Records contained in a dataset
====
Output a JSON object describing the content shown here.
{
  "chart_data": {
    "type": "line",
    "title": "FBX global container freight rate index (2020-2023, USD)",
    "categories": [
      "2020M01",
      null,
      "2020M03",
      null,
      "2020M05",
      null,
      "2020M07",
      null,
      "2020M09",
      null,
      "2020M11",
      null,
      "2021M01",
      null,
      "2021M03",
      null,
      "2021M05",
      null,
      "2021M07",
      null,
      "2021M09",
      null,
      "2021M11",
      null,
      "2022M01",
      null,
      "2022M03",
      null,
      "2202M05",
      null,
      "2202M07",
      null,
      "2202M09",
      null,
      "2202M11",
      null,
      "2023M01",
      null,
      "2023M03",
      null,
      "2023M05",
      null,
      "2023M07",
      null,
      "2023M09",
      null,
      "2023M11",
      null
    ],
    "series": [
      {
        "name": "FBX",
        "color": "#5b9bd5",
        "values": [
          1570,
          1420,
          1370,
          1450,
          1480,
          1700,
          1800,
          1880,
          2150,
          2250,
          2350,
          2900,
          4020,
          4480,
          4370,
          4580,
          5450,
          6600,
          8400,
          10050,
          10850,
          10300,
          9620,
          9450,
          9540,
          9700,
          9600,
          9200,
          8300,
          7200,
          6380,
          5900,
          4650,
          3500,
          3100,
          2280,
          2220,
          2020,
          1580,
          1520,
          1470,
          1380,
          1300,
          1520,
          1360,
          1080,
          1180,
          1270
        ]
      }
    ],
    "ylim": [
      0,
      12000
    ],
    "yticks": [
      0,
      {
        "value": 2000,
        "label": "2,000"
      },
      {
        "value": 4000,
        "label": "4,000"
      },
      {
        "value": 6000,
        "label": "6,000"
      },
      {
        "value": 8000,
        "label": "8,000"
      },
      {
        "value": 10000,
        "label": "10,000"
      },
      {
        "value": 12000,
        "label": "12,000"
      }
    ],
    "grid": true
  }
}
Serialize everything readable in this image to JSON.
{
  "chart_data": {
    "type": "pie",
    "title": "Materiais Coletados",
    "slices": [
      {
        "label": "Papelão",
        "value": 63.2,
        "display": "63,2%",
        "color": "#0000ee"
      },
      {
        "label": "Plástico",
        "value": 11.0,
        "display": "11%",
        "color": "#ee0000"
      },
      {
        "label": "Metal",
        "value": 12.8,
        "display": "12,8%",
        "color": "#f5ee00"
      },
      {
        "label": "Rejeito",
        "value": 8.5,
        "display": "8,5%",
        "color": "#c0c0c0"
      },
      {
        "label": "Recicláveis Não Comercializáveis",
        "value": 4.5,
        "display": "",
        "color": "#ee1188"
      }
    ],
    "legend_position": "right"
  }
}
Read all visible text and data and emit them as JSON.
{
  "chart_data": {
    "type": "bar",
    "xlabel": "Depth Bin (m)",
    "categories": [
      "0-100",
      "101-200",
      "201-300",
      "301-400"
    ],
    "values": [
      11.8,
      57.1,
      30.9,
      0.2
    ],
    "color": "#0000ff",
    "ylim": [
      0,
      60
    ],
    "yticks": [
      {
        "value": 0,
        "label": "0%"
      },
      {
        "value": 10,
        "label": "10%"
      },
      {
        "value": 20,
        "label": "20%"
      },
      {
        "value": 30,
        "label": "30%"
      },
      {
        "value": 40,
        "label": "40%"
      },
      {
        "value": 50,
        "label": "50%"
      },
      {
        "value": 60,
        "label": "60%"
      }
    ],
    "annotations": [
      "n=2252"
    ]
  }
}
====
◆ What the task asks ◆
Please list every line of the records that contains "title".

◆ In response ◆
    "title": "FBX global container freight rate index (2020-2023, USD)",
    "title": "Materiais Coletados",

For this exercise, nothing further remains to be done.